Artikel 11, eerste lid, aanhef en onder g, van de Wet LB bepaalt – voor zover hier van belang – dat aanspraken op periodieke uitkeringen ter vervanging van gederfd of te derven loon niet tot het loon behoren, mits deze aanspraken voorzien in aan de gewezen werknemer toekomende periodieke uitkeringen die niet later ingaan dan in het jaar waarin hij de leeftijd van 65 jaar bereikt. Deze regeling wordt de stamrechtvrijstelling genoemd.
4.2
Eiser is in het jaar 2008 65 jaar geworden en in dat jaar hebben geen uitkeringen door de BV aan eiser plaatsgevonden. Eiser voldoet daarom niet aan de voorwaarde van de stamrechtvrijstelling dat uiterlijk in het jaar waarin de leeftijd van 65 jaar wordt bereikt, de uitkeringen moeten ingaan. De aanspraak dient daarom op grond van artikel 19b, eerste lid, aanhef en onderdeel a, en achtste lid, van de Wet LB te worden aangemerkt als loon uit vroegere dienstbetrekking. Verweerder heeft terecht de aanspraak in het jaar 2008 tot het belastbaar inkomen uit werk en woning gerekend.

● Opdracht:
Beantwoord over het fragment over de stamrechtvrijstelling:
1. Hoe wordt de regeling uit artikel 11, eerste lid, aanhef en onder g, van de Wet LB genoemd?
2. In welk jaar is eiser 65 jaar geworden?
3. Als wat moet de aanspraak op grond van artikel 19b van de Wet LB worden aangemerkt?
Baseer je uitsluitend op het fragment.

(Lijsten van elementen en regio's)
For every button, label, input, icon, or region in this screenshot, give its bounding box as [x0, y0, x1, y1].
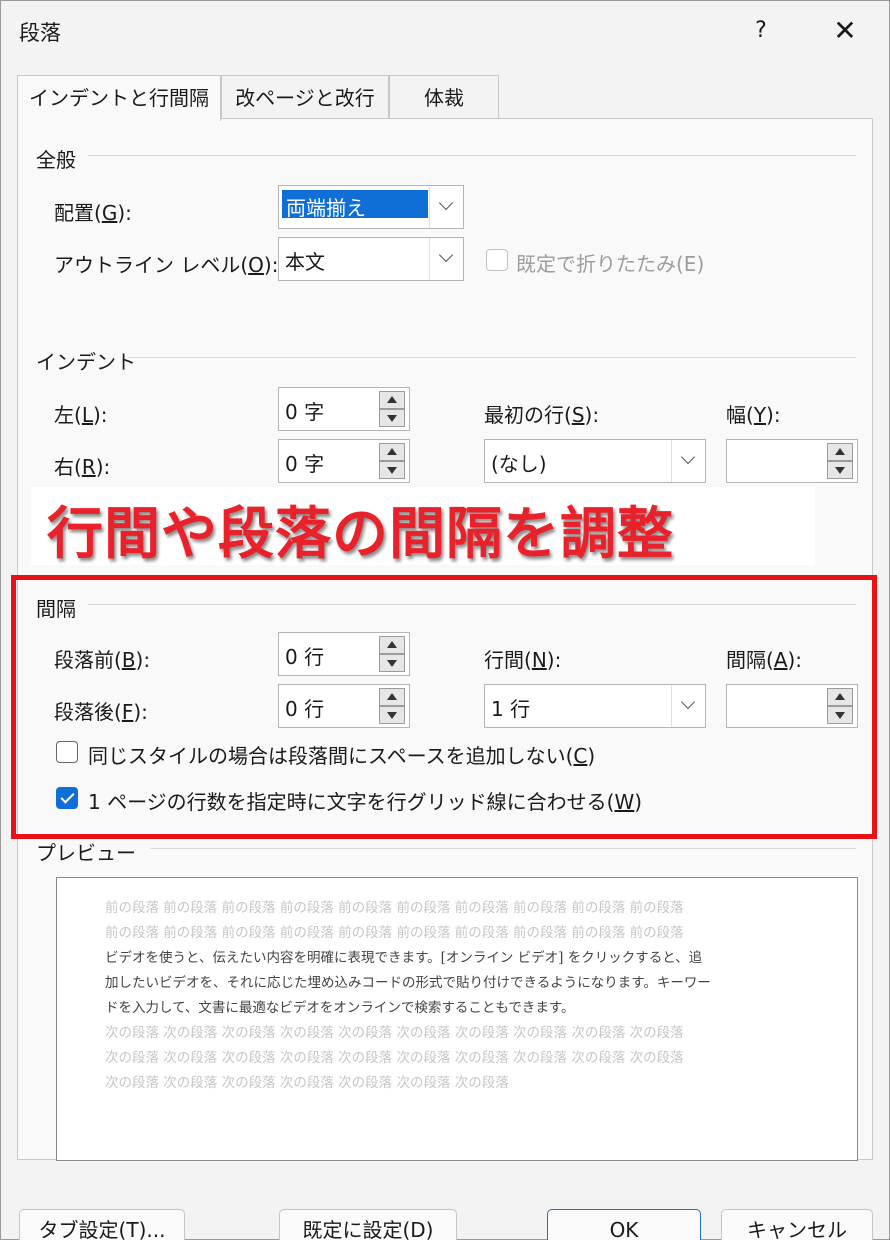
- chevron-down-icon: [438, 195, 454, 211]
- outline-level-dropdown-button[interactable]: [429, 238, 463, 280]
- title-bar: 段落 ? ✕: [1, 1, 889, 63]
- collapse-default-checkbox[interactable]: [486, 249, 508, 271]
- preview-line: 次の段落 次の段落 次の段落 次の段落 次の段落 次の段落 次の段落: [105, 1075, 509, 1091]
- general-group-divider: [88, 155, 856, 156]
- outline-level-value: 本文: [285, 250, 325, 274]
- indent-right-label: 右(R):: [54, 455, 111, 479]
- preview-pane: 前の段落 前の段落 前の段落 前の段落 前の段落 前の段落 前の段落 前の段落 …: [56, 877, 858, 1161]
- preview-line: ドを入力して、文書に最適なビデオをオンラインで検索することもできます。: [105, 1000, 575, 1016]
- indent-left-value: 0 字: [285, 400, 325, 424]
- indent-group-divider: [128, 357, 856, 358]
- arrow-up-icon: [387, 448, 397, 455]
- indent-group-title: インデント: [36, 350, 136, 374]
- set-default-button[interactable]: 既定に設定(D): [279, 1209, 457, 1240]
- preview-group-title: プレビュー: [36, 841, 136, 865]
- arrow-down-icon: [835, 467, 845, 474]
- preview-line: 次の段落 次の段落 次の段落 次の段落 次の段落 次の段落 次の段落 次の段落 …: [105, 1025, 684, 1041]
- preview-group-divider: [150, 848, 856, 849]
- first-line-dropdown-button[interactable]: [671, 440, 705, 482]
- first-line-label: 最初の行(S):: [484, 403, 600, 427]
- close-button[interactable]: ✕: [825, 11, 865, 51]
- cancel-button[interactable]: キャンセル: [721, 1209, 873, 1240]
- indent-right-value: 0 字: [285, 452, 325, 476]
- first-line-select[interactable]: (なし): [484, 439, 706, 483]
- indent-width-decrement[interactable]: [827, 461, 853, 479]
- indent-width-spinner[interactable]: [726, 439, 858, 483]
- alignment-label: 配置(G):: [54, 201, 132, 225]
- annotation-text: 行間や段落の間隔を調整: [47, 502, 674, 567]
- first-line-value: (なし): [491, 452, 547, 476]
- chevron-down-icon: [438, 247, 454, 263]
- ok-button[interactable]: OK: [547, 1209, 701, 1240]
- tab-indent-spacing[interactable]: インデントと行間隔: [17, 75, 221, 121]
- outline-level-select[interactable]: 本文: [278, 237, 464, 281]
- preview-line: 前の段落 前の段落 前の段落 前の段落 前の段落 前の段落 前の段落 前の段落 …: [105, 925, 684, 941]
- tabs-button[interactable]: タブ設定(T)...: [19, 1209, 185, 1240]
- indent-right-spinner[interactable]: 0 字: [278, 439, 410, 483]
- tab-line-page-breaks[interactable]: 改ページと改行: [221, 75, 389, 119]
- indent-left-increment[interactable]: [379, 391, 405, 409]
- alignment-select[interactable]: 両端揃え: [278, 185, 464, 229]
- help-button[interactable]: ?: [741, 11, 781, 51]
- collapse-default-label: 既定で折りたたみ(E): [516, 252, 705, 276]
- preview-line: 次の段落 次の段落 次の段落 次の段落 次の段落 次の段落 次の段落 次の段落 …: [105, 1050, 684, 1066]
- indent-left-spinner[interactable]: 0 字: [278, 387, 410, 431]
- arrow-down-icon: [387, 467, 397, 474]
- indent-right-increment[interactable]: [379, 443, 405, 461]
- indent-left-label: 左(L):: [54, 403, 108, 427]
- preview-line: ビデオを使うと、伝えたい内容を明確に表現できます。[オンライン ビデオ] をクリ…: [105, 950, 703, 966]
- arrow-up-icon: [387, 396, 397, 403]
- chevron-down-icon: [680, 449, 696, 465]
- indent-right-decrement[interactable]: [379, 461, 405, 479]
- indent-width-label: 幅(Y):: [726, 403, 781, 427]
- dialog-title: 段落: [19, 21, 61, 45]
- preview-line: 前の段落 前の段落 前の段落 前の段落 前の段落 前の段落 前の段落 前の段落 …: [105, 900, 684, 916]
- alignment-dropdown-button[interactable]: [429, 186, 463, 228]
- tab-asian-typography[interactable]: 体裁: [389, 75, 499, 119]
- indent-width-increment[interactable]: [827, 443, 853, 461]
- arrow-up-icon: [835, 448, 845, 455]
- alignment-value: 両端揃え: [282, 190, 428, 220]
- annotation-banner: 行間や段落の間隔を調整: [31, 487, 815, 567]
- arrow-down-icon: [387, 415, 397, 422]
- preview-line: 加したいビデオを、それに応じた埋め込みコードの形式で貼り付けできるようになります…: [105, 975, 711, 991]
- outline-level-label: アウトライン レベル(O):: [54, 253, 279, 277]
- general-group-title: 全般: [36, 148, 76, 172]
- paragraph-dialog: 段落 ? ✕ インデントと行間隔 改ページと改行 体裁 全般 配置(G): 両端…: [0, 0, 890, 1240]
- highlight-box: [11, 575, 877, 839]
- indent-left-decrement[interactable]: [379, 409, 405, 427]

● Het antwoord:
1. De stamrechtvrijstelling.
2. In 2008.
3. Als loon uit vroegere dienstbetrekking.